# What to work on
Please transcribe the data that follows without the pictures, keeping every word the same.

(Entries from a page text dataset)
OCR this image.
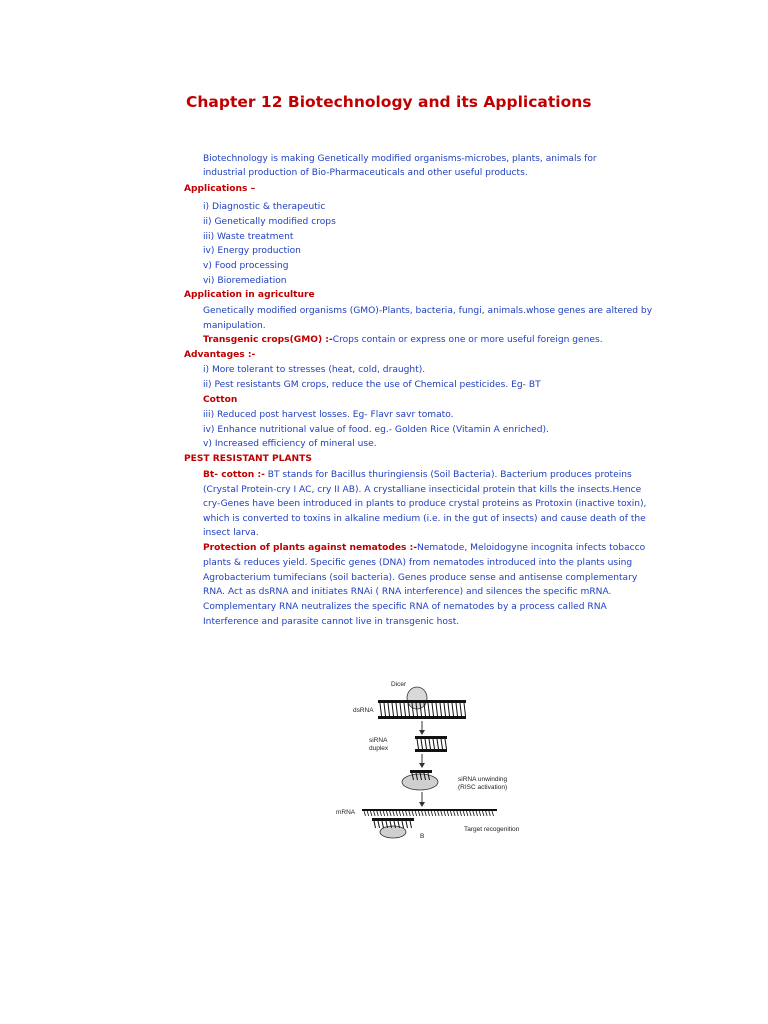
Chapter 12 Biotechnology and its Applications
Biotechnology is making Genetically modified organisms-microbes, plants, animals for
industrial production of Bio-Pharmaceuticals and other useful products.
Applications –
i) Diagnostic & therapeutic
ii) Genetically modified crops
iii) Waste treatment
iv) Energy production
v) Food processing
vi) Bioremediation
Application in agriculture
Genetically modified organisms (GMO)-Plants, bacteria, fungi, animals.whose genes are altered by
manipulation.
Transgenic crops(GMO) :-Crops contain or express one or more useful foreign genes.
Advantages :-
i) More tolerant to stresses (heat, cold, draught).
ii) Pest resistants GM crops, reduce the use of Chemical pesticides. Eg- BT
Cotton
iii) Reduced post harvest losses. Eg- Flavr savr tomato.
iv) Enhance nutritional value of food. eg.- Golden Rice (Vitamin A enriched).
v) Increased efficiency of mineral use.
PEST RESISTANT PLANTS
Bt- cotton :- BT stands for Bacillus thuringiensis (Soil Bacteria). Bacterium produces proteins
(Crystal Protein-cry I AC, cry II AB). A crystalliane insecticidal protein that kills the insects.Hence
cry-Genes have been introduced in plants to produce crystal proteins as Protoxin (inactive toxin),
which is converted to toxins in alkaline medium (i.e. in the gut of insects) and cause death of the
insect larva.
Protection of plants against nematodes :-Nematode, Meloidogyne incognita infects tobacco
plants & reduces yield. Specific genes (DNA) from nematodes introduced into the plants using
Agrobacterium tumifecians (soil bacteria). Genes produce sense and antisense complementary
RNA. Act as dsRNA and initiates RNAi ( RNA interference) and silences the specific mRNA.
Complementary RNA neutralizes the specific RNA of nematodes by a process called RNA
Interference and parasite cannot live in transgenic host.
Dicer
dsRNA
siRNA
duplex
siRNA unwinding
(RISC activation)
mRNA
B
Target recogenition
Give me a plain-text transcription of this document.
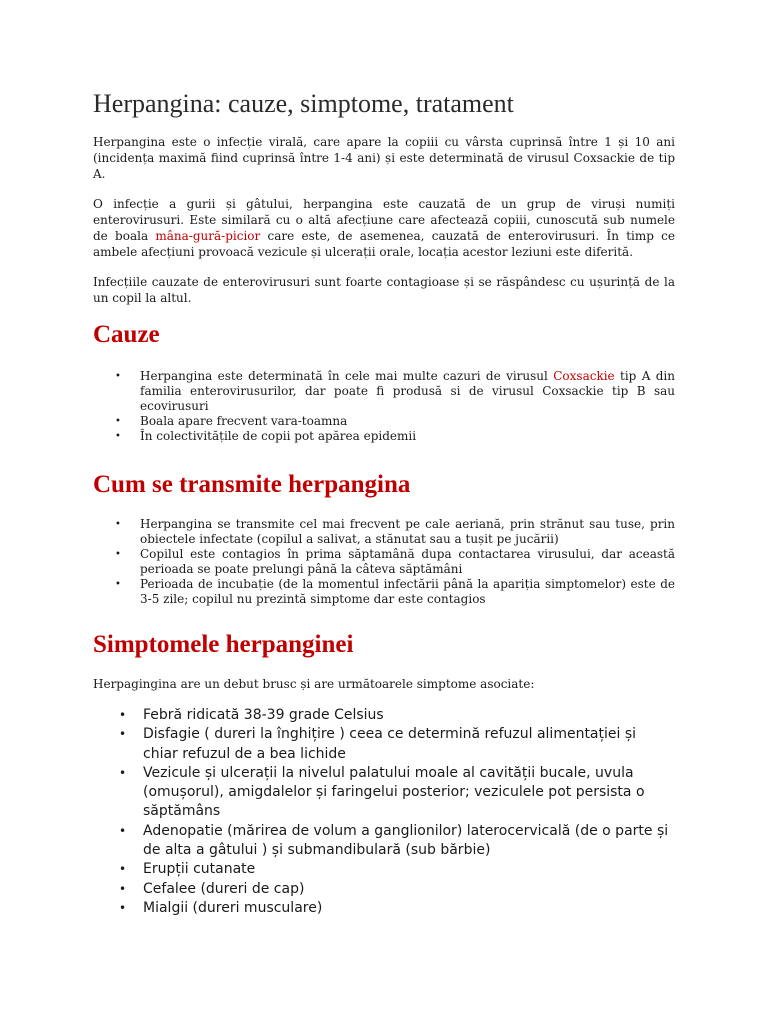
Herpangina: cauze, simptome, tratament

Herpangina este o infecție virală, care apare la copiii cu vârsta cuprinsă între 1 și 10 ani (incidența maximă fiind cuprinsă între 1-4 ani) și este determinată de virusul Coxsackie de tip A.

O infecție a gurii și gâtului, herpangina este cauzată de un grup de viruși numiți enterovirusuri. Este similară cu o altă afecțiune care afectează copiii, cunoscută sub numele de boala mâna-gură-picior care este, de asemenea, cauzată de enterovirusuri. În timp ce ambele afecțiuni provoacă vezicule și ulcerații orale, locația acestor leziuni este diferită.

Infecțiile cauzate de enterovirusuri sunt foarte contagioase și se răspândesc cu ușurință de la un copil la altul.

Cauze
• Herpangina este determinată în cele mai multe cazuri de virusul Coxsackie tip A din familia enterovirusurilor, dar poate fi produsă si de virusul Coxsackie tip B sau ecovirusuri
• Boala apare frecvent vara-toamna
• În colectivitățile de copii pot apărea epidemii
Cum se transmite herpangina
• Herpangina se transmite cel mai frecvent pe cale aeriană, prin strănut sau tuse, prin obiectele infectate (copilul a salivat, a stănutat sau a tușit pe jucării)
• Copilul este contagios în prima săptamână dupa contactarea virusului, dar această perioada se poate prelungi până la câteva săptămâni
• Perioada de incubație (de la momentul infectării până la apariția simptomelor) este de 3-5 zile; copilul nu prezintă simptome dar este contagios
Simptomele herpanginei

Herpagingina are un debut brusc și are următoarele simptome asociate:

• Febră ridicată 38-39 grade Celsius
• Disfagie ( dureri la înghițire ) ceea ce determină refuzul alimentației și chiar refuzul de a bea lichide
• Vezicule și ulcerații la nivelul palatului moale al cavității bucale, uvula (omușorul), amigdalelor și faringelui posterior; veziculele pot persista o săptămâns
• Adenopatie (mărirea de volum a ganglionilor) laterocervicală (de o parte și de alta a gâtului ) și submandibulară (sub bărbie)
• Erupții cutanate
• Cefalee (dureri de cap)
• Mialgii (dureri musculare)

# Output for this exercise
OCR this image.
Chapter 12 Biotechnology and its Applications
Biotechnology is making Genetically modified organisms-microbes, plants, animals for
industrial production of Bio-Pharmaceuticals and other useful products.
Applications –
i) Diagnostic & therapeutic
ii) Genetically modified crops
iii) Waste treatment
iv) Energy production
v) Food processing
vi) Bioremediation
Application in agriculture
Genetically modified organisms (GMO)-Plants, bacteria, fungi, animals.whose genes are altered by
manipulation.
Transgenic crops(GMO) :-Crops contain or express one or more useful foreign genes.
Advantages :-
i) More tolerant to stresses (heat, cold, draught).
ii) Pest resistants GM crops, reduce the use of Chemical pesticides. Eg- BT
Cotton
iii) Reduced post harvest losses. Eg- Flavr savr tomato.
iv) Enhance nutritional value of food. eg.- Golden Rice (Vitamin A enriched).
v) Increased efficiency of mineral use.
PEST RESISTANT PLANTS
Bt- cotton :- BT stands for Bacillus thuringiensis (Soil Bacteria). Bacterium produces proteins
(Crystal Protein-cry I AC, cry II AB). A crystalliane insecticidal protein that kills the insects.Hence
cry-Genes have been introduced in plants to produce crystal proteins as Protoxin (inactive toxin),
which is converted to toxins in alkaline medium (i.e. in the gut of insects) and cause death of the
insect larva.
Protection of plants against nematodes :-Nematode, Meloidogyne incognita infects tobacco
plants & reduces yield. Specific genes (DNA) from nematodes introduced into the plants using
Agrobacterium tumifecians (soil bacteria). Genes produce sense and antisense complementary
RNA. Act as dsRNA and initiates RNAi ( RNA interference) and silences the specific mRNA.
Complementary RNA neutralizes the specific RNA of nematodes by a process called RNA
Interference and parasite cannot live in transgenic host.
Dicer
dsRNA
siRNA
duplex
siRNA unwinding
(RISC activation)
mRNA
B
Target recogenition
Give me a plain-text transcription of this document.
Herpangina: cauze, simptome, tratament

Herpangina este o infecție virală, care apare la copiii cu vârsta cuprinsă între 1 și 10 ani (incidența maximă fiind cuprinsă între 1-4 ani) și este determinată de virusul Coxsackie de tip A.

O infecție a gurii și gâtului, herpangina este cauzată de un grup de viruși numiți enterovirusuri. Este similară cu o altă afecțiune care afectează copiii, cunoscută sub numele de boala mâna-gură-picior care este, de asemenea, cauzată de enterovirusuri. În timp ce ambele afecțiuni provoacă vezicule și ulcerații orale, locația acestor leziuni este diferită.

Infecțiile cauzate de enterovirusuri sunt foarte contagioase și se răspândesc cu ușurință de la un copil la altul.

Cauze
• Herpangina este determinată în cele mai multe cazuri de virusul Coxsackie tip A din familia enterovirusurilor, dar poate fi produsă si de virusul Coxsackie tip B sau ecovirusuri
• Boala apare frecvent vara-toamna
• În colectivitățile de copii pot apărea epidemii
Cum se transmite herpangina
• Herpangina se transmite cel mai frecvent pe cale aeriană, prin strănut sau tuse, prin obiectele infectate (copilul a salivat, a stănutat sau a tușit pe jucării)
• Copilul este contagios în prima săptamână dupa contactarea virusului, dar această perioada se poate prelungi până la câteva săptămâni
• Perioada de incubație (de la momentul infectării până la apariția simptomelor) este de 3-5 zile; copilul nu prezintă simptome dar este contagios
Simptomele herpanginei

Herpagingina are un debut brusc și are următoarele simptome asociate:

• Febră ridicată 38-39 grade Celsius
• Disfagie ( dureri la înghițire ) ceea ce determină refuzul alimentației și chiar refuzul de a bea lichide
• Vezicule și ulcerații la nivelul palatului moale al cavității bucale, uvula (omușorul), amigdalelor și faringelui posterior; veziculele pot persista o săptămâns
• Adenopatie (mărirea de volum a ganglionilor) laterocervicală (de o parte și de alta a gâtului ) și submandibulară (sub bărbie)
• Erupții cutanate
• Cefalee (dureri de cap)
• Mialgii (dureri musculare)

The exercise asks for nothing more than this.